━━━ Records for this exercise

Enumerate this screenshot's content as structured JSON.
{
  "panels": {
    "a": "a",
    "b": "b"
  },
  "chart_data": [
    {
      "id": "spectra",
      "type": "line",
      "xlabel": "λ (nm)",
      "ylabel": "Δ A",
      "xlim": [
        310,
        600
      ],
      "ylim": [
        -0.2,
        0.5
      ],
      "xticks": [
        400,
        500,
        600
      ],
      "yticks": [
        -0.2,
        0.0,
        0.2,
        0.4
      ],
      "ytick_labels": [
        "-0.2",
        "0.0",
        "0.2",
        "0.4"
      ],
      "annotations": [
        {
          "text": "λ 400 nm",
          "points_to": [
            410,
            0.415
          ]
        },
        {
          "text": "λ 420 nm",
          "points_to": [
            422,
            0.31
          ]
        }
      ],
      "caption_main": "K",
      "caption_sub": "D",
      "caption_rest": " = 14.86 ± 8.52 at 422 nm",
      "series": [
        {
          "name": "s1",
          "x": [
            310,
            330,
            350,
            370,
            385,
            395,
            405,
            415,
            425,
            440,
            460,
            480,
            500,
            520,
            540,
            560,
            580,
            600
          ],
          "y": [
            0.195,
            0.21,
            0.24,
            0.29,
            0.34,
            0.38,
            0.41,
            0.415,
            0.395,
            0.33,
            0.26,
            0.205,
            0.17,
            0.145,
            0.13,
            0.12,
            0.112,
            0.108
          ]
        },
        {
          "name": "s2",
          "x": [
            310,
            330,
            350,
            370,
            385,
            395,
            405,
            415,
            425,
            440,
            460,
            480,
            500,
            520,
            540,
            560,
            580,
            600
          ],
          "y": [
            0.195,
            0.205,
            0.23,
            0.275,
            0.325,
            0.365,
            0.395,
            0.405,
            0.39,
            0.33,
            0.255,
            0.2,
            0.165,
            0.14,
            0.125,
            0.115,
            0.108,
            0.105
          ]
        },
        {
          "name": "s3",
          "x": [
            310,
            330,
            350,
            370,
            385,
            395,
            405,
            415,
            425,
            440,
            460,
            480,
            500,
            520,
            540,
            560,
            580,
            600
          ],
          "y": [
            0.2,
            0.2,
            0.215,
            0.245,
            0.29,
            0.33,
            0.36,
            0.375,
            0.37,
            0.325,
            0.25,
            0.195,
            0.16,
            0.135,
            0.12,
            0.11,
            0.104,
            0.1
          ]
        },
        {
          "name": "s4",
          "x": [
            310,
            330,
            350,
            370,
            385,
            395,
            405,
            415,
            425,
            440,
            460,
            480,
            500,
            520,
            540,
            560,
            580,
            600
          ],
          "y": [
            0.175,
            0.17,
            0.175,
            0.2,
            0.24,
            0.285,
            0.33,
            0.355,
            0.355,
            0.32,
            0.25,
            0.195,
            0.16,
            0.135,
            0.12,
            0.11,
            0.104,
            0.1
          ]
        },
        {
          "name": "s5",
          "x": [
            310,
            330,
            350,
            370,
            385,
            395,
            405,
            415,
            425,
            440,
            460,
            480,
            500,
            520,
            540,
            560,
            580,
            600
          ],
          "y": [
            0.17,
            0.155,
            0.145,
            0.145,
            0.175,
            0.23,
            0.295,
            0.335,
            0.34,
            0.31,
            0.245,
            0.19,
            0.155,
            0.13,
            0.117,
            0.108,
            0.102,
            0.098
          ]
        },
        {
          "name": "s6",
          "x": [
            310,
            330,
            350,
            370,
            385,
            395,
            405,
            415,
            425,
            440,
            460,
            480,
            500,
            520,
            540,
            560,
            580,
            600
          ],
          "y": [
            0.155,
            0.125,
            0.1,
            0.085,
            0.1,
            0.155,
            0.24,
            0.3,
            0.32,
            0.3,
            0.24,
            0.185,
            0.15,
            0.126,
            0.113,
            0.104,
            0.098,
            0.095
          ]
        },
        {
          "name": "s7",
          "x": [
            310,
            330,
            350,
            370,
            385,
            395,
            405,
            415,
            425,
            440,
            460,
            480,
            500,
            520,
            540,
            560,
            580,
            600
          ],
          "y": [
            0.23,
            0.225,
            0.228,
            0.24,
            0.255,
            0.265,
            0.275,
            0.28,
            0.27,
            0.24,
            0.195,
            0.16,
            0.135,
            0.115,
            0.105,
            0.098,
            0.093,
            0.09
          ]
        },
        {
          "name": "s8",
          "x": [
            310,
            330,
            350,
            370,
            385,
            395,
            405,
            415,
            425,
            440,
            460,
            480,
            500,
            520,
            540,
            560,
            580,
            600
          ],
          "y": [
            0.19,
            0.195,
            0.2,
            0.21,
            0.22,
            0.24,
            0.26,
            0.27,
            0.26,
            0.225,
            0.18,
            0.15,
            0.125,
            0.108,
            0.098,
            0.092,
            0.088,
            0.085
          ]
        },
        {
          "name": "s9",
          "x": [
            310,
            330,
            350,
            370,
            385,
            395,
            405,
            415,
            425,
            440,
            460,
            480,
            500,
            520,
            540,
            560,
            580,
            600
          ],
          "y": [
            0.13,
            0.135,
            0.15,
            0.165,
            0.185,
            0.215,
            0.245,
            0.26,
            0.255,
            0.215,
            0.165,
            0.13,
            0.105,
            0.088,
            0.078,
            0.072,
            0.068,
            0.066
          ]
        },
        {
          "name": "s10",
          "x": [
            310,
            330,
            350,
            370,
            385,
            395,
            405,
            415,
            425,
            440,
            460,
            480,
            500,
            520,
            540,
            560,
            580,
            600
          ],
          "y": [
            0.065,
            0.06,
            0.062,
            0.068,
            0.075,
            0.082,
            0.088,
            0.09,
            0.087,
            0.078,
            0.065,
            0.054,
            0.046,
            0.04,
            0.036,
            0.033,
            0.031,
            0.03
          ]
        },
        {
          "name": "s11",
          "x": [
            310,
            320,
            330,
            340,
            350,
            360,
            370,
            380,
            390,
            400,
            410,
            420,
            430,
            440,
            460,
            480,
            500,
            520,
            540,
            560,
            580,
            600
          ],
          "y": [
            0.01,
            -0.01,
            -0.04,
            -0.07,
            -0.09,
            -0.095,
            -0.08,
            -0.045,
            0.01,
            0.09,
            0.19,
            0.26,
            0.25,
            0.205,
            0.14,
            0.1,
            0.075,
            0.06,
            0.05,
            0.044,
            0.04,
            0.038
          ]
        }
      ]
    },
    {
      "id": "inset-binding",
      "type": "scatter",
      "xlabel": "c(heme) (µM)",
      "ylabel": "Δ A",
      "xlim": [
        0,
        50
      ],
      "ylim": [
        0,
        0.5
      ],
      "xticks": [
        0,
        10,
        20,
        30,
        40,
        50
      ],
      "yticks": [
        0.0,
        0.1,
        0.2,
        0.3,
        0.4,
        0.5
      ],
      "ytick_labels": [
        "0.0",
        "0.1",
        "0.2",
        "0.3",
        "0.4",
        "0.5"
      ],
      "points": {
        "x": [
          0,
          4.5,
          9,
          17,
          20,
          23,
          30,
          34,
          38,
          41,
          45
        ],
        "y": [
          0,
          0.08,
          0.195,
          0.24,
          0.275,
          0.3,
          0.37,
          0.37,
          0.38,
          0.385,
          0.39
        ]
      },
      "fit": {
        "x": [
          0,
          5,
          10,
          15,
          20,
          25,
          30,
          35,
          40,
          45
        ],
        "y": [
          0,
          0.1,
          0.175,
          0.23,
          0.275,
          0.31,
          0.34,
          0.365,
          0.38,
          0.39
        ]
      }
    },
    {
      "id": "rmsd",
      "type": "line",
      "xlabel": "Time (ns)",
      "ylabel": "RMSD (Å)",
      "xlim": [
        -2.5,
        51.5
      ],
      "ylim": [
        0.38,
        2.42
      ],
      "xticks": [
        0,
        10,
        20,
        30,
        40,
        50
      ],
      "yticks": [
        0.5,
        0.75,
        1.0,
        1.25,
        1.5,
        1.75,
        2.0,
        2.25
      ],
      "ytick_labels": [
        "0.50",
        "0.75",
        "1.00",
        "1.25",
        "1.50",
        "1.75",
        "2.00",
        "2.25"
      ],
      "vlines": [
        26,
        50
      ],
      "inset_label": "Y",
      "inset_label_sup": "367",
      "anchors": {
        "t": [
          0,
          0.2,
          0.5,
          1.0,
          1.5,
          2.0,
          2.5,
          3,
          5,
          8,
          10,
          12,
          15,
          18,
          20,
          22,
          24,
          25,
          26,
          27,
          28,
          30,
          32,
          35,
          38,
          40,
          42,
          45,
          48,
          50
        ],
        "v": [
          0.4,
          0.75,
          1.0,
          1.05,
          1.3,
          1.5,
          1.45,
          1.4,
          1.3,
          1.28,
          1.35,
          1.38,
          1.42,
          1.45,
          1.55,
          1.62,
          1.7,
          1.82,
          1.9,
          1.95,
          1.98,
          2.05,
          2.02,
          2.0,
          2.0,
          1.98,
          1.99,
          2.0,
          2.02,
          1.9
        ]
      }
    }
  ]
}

━━━━━━

**Job**:
Check each line above for the string "xlabel" and show the ones that have it.

**The response**:
      "xlabel": "λ (nm)",
      "xlabel": "c(heme) (µM)",
      "xlabel": "Time (ns)",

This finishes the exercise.